## WORK TO COMPLETE
State how many lines of the listing below include the word "بلاقع". Give only the number.

==== SUPPLIED INFORMATION ====

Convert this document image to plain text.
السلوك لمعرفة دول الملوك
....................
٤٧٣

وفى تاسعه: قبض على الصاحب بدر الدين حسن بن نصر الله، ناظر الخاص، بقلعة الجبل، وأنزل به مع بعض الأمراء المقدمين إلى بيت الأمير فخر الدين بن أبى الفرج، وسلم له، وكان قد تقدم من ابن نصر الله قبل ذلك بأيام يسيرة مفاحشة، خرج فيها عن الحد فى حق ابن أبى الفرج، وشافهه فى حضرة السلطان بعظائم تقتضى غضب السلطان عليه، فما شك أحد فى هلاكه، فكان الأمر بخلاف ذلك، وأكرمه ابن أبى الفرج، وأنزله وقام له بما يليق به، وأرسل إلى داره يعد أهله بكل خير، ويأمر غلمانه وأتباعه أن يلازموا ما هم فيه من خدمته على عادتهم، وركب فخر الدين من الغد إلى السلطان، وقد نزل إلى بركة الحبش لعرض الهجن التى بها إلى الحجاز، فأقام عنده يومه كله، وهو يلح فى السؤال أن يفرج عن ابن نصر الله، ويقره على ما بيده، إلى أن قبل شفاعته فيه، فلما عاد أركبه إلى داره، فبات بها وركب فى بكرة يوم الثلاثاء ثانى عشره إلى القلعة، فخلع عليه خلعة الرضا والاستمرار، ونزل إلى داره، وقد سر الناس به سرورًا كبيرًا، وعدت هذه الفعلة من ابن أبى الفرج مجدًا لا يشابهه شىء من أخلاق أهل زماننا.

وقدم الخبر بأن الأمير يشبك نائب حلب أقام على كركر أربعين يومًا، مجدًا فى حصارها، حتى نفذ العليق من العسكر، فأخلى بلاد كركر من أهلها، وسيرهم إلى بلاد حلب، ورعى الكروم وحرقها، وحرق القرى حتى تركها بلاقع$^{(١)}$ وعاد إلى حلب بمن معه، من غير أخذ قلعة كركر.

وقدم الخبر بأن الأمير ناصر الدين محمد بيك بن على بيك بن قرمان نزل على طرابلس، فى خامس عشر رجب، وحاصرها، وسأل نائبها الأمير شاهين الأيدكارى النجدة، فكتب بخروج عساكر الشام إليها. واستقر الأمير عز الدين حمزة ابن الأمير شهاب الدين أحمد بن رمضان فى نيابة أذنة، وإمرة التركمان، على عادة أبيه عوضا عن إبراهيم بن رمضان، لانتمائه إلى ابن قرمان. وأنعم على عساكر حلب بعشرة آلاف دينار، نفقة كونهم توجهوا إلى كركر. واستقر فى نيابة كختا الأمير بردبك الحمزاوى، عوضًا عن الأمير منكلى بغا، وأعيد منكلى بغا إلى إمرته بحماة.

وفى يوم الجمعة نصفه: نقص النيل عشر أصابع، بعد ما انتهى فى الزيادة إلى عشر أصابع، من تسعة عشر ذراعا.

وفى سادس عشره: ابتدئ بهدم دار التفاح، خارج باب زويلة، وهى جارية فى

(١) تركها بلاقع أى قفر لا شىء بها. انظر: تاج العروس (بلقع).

====

## ANSWER IN FULL
2